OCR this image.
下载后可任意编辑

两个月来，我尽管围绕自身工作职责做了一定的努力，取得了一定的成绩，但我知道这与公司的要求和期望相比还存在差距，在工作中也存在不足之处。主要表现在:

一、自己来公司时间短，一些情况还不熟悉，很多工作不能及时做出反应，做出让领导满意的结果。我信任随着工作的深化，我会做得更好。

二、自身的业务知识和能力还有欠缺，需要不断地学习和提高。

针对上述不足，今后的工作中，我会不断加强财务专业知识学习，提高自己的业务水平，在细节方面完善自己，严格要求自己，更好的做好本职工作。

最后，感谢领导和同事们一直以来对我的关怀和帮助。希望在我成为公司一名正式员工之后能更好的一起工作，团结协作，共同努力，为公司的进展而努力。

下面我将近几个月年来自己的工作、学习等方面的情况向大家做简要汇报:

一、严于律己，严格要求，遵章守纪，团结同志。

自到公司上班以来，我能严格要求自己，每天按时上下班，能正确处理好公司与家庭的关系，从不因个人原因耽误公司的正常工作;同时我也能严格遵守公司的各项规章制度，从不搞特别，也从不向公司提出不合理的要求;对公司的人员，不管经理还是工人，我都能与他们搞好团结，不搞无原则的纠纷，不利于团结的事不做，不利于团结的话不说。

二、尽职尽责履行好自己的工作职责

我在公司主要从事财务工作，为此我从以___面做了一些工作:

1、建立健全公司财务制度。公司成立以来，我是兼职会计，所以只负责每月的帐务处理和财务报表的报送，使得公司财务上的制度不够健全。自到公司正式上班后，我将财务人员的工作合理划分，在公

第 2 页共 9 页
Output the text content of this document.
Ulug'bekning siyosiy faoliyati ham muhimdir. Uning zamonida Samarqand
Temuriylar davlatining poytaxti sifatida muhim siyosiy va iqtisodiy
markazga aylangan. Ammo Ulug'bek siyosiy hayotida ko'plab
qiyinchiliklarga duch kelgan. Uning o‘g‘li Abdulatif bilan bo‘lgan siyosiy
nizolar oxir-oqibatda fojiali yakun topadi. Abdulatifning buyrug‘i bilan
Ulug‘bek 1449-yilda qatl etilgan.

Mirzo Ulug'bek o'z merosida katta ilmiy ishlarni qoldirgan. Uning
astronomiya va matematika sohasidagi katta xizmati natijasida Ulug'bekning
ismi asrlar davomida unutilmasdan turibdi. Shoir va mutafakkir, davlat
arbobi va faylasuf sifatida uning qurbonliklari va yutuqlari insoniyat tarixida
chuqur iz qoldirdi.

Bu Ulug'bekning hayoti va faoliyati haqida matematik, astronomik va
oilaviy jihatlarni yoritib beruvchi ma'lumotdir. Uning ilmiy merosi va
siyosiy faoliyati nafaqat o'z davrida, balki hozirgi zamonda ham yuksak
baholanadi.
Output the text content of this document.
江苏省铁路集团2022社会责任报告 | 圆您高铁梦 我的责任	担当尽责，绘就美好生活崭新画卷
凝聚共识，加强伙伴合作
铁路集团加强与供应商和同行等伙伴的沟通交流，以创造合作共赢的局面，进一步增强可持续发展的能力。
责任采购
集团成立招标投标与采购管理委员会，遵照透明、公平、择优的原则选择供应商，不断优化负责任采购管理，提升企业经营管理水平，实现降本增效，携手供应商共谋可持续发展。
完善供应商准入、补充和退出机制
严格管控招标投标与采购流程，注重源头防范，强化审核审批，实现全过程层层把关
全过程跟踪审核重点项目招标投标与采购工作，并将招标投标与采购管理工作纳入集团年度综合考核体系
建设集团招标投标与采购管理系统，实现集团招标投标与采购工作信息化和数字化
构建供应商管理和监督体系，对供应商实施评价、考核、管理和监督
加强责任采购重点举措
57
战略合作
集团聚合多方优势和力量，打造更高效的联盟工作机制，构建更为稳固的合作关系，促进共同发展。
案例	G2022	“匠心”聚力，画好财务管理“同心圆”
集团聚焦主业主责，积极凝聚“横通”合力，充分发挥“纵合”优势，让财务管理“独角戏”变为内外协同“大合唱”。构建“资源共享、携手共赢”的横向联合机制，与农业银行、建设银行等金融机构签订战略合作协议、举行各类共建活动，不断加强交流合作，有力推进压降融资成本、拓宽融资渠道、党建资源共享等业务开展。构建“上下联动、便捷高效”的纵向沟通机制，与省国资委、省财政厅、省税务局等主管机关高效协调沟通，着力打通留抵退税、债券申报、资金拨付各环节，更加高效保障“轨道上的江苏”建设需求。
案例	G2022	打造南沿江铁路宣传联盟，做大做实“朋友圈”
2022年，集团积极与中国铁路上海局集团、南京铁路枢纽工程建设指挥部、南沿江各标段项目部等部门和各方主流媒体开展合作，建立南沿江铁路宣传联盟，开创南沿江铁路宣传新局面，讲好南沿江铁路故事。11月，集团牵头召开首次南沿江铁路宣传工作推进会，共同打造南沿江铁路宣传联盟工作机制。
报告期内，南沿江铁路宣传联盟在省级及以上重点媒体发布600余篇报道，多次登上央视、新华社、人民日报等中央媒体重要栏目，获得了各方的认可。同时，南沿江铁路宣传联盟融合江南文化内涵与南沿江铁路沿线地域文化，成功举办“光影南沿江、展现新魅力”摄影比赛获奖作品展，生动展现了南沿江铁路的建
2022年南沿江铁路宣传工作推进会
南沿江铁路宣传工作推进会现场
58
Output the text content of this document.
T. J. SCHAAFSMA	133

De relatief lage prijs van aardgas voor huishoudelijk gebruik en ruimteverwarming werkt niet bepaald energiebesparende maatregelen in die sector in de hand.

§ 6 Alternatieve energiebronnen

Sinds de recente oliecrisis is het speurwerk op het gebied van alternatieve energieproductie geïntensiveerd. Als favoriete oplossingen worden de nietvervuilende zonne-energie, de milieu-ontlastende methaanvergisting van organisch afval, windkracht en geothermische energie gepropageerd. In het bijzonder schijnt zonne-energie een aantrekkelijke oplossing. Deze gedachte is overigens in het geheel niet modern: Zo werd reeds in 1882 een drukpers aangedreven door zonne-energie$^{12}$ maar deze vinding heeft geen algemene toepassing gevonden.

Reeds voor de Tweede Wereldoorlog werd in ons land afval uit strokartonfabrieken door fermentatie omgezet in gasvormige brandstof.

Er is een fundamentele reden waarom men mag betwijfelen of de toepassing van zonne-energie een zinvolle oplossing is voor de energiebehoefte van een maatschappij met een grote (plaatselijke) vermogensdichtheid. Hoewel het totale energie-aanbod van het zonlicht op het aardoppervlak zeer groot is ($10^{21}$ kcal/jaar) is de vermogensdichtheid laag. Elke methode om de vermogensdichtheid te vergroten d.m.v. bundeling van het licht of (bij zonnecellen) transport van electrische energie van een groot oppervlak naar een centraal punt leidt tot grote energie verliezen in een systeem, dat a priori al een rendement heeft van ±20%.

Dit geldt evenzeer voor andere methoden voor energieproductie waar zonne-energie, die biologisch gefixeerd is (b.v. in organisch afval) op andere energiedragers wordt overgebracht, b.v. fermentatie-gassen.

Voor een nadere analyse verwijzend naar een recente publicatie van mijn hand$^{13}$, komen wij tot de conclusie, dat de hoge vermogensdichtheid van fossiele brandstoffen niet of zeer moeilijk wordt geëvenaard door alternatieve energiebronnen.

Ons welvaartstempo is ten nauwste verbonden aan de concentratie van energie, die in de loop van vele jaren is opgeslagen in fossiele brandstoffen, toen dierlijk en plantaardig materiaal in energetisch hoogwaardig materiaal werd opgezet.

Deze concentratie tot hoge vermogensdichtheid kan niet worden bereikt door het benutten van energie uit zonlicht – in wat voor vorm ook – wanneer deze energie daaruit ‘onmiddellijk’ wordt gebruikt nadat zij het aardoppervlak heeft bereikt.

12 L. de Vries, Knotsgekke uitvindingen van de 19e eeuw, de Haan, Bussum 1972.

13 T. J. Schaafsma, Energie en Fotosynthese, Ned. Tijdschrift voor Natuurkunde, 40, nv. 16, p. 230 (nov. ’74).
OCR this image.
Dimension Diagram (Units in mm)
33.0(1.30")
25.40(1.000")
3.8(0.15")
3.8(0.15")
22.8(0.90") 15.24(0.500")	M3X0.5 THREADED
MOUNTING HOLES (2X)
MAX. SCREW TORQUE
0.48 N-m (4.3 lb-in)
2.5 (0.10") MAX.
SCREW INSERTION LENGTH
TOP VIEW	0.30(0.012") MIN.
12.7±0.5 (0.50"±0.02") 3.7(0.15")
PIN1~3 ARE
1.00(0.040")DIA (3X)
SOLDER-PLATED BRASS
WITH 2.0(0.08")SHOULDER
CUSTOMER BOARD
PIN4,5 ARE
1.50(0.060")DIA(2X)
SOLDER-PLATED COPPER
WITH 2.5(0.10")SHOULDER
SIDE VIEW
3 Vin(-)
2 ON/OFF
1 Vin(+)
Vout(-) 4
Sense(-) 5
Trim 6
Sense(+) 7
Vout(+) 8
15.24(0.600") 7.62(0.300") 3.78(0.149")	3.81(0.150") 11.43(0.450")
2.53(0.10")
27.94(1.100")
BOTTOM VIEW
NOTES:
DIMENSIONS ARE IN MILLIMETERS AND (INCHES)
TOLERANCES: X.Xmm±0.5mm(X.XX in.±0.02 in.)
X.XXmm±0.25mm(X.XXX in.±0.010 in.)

■ **Your task**
In the records above, collect each line with "siyosiy".

■ **Response to this exercise**
Ulug'bekning siyosiy faoliyati ham muhimdir. Uning zamonida Samarqand
Temuriylar davlatining poytaxti sifatida muhim siyosiy va iqtisodiy
markazga aylangan. Ammo Ulug'bek siyosiy hayotida ko'plab
qiyinchiliklarga duch kelgan. Uning o‘g‘li Abdulatif bilan bo‘lgan siyosiy
siyosiy faoliyati nafaqat o'z davrida, balki hozirgi zamonda ham yuksak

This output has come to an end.